-------- SUPPLIED RECORDS

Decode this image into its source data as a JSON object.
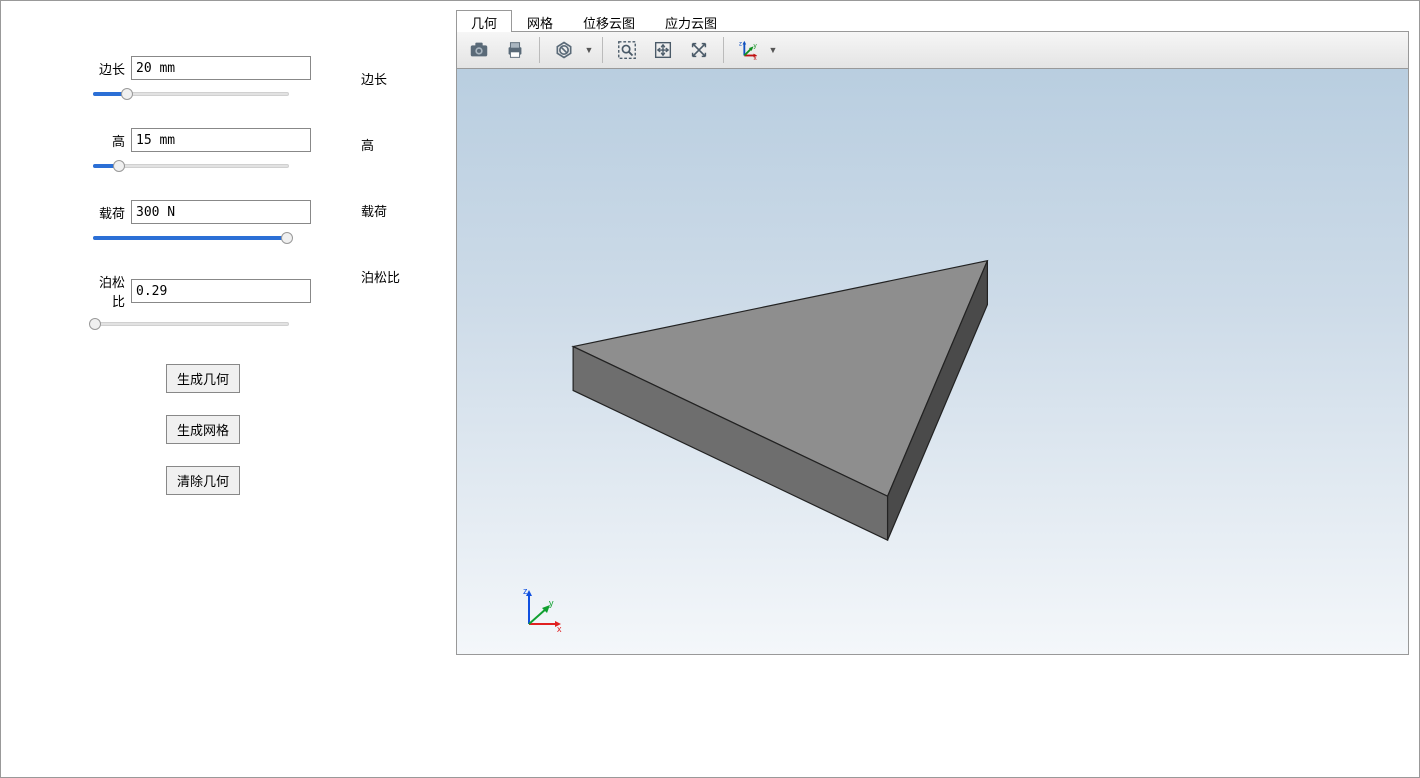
{
  "sidebar": {
    "params": [
      {
        "label": "边长",
        "value": "20 mm",
        "right_label": "边长",
        "slider_percent": 18
      },
      {
        "label": "高",
        "value": "15 mm",
        "right_label": "高",
        "slider_percent": 14
      },
      {
        "label": "载荷",
        "value": "300 N",
        "right_label": "载荷",
        "slider_percent": 98
      },
      {
        "label": "泊松比",
        "value": "0.29",
        "right_label": "泊松比",
        "slider_percent": 2
      }
    ],
    "buttons": {
      "gen_geom": "生成几何",
      "gen_mesh": "生成网格",
      "clear_geom": "清除几何"
    }
  },
  "tabs": [
    {
      "label": "几何",
      "active": true
    },
    {
      "label": "网格",
      "active": false
    },
    {
      "label": "位移云图",
      "active": false
    },
    {
      "label": "应力云图",
      "active": false
    }
  ],
  "toolbar": {
    "camera": "camera-icon",
    "print": "print-icon",
    "hexagon": "hexagon-icon",
    "zoombox": "zoom-box-icon",
    "fit": "fit-icon",
    "rotate": "rotate-icon",
    "axes": "axes-icon"
  },
  "axis": {
    "x": "x",
    "y": "y",
    "z": "z"
  }
}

----------------

▶ _DIRECTIVE_
The records are above. How many lines in them contain the word "value"? Give the number alone.

▶ _EXERCISE SOLUTION_
4